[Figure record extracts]
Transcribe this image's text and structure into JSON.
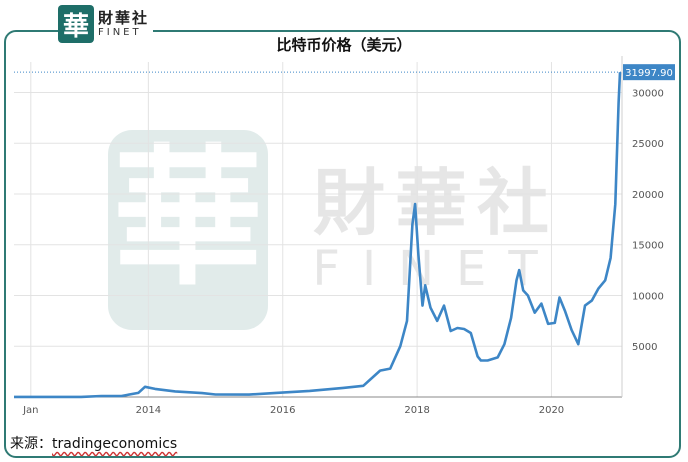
{
  "logo": {
    "mark": "華",
    "cn": "財華社",
    "en": "FINET"
  },
  "watermark": {
    "mark": "華",
    "cn": "財華社",
    "en": "FINET"
  },
  "source": {
    "label": "来源：",
    "value": "tradingeconomics"
  },
  "colors": {
    "line": "#3d86c6",
    "frame": "#2f7a74",
    "label_bg": "#3d86c6",
    "grid": "#e3e3e3"
  },
  "chart_data": {
    "type": "line",
    "title": "比特币价格（美元）",
    "xlabel": "",
    "ylabel": "",
    "x_ticks": [
      "Jan",
      "2014",
      "2016",
      "2018",
      "2020"
    ],
    "y_ticks": [
      5000,
      10000,
      15000,
      20000,
      25000,
      30000
    ],
    "ylim": [
      0,
      33000
    ],
    "last_value_label": "31997.90",
    "grid": true,
    "series": [
      {
        "x": [
          2012.0,
          2012.5,
          2013.0,
          2013.3,
          2013.6,
          2013.85,
          2013.95,
          2014.1,
          2014.4,
          2014.8,
          2015.0,
          2015.5,
          2015.9,
          2016.4,
          2016.9,
          2017.2,
          2017.45,
          2017.6,
          2017.75,
          2017.85,
          2017.93,
          2017.97,
          2018.02,
          2018.08,
          2018.12,
          2018.2,
          2018.3,
          2018.4,
          2018.5,
          2018.6,
          2018.7,
          2018.8,
          2018.9,
          2018.95,
          2019.05,
          2019.2,
          2019.3,
          2019.4,
          2019.48,
          2019.52,
          2019.58,
          2019.65,
          2019.75,
          2019.85,
          2019.95,
          2020.05,
          2020.12,
          2020.2,
          2020.3,
          2020.4,
          2020.5,
          2020.6,
          2020.7,
          2020.8,
          2020.88,
          2020.95,
          2021.0,
          2021.02
        ],
        "y": [
          5,
          10,
          14,
          100,
          100,
          400,
          1000,
          800,
          550,
          380,
          250,
          240,
          400,
          600,
          900,
          1100,
          2600,
          2800,
          5000,
          7500,
          17000,
          19000,
          14000,
          9000,
          11000,
          8800,
          7500,
          9000,
          6500,
          6800,
          6700,
          6300,
          4000,
          3600,
          3600,
          3900,
          5200,
          7800,
          11500,
          12500,
          10500,
          10000,
          8300,
          9200,
          7200,
          7300,
          9800,
          8500,
          6600,
          5200,
          9000,
          9500,
          10700,
          11500,
          13700,
          19000,
          29000,
          31997.9
        ]
      }
    ]
  }
}
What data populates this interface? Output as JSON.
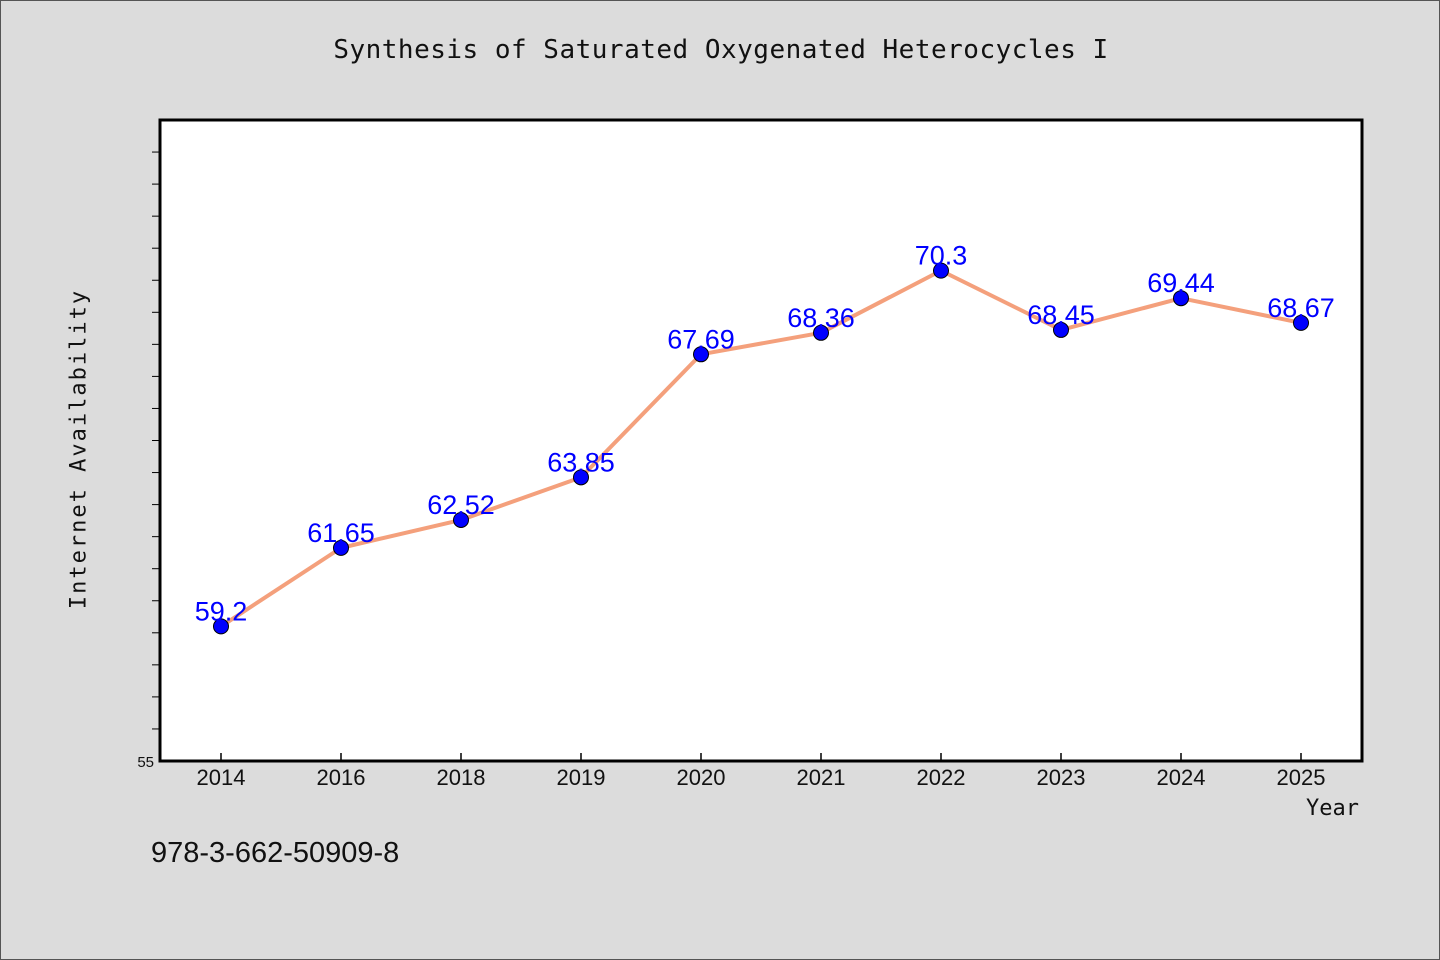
{
  "chart_data": {
    "type": "line",
    "title": "Synthesis of Saturated Oxygenated Heterocycles I",
    "xlabel": "Year",
    "ylabel": "Internet Availability",
    "categories": [
      "2014",
      "2016",
      "2018",
      "2019",
      "2020",
      "2021",
      "2022",
      "2023",
      "2024",
      "2025"
    ],
    "series": [
      {
        "values": [
          59.2,
          61.65,
          62.52,
          63.85,
          67.69,
          68.36,
          70.3,
          68.45,
          69.44,
          68.67
        ],
        "labels": [
          "59.2",
          "61.65",
          "62.52",
          "63.85",
          "67.69",
          "68.36",
          "70.3",
          "68.45",
          "69.44",
          "68.67"
        ],
        "line_color": "#f4a07c",
        "marker_color": "#0000ff",
        "label_color": "#0000ff"
      }
    ],
    "ylim": [
      55,
      75
    ],
    "y_tick_labels": [
      "55"
    ],
    "grid": false,
    "legend": "none"
  },
  "footer": {
    "isbn": "978-3-662-50909-8"
  },
  "colors": {
    "background": "#dcdcdc",
    "plot_background": "#ffffff"
  }
}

(REQUIRED TASK) Output only the lines from the line that contains "What data populates" through the end of the material, both ends included, and skip every picture.

(RESPONSE)
What data populates this interface? Output as JSON.
{
  "chart_data": {
    "type": "line",
    "title": "Synthesis of Saturated Oxygenated Heterocycles I",
    "xlabel": "Year",
    "ylabel": "Internet Availability",
    "categories": [
      "2014",
      "2016",
      "2018",
      "2019",
      "2020",
      "2021",
      "2022",
      "2023",
      "2024",
      "2025"
    ],
    "series": [
      {
        "values": [
          59.2,
          61.65,
          62.52,
          63.85,
          67.69,
          68.36,
          70.3,
          68.45,
          69.44,
          68.67
        ],
        "labels": [
          "59.2",
          "61.65",
          "62.52",
          "63.85",
          "67.69",
          "68.36",
          "70.3",
          "68.45",
          "69.44",
          "68.67"
        ],
        "line_color": "#f4a07c",
        "marker_color": "#0000ff",
        "label_color": "#0000ff"
      }
    ],
    "ylim": [
      55,
      75
    ],
    "y_tick_labels": [
      "55"
    ],
    "grid": false,
    "legend": "none"
  },
  "footer": {
    "isbn": "978-3-662-50909-8"
  },
  "colors": {
    "background": "#dcdcdc",
    "plot_background": "#ffffff"
  }
}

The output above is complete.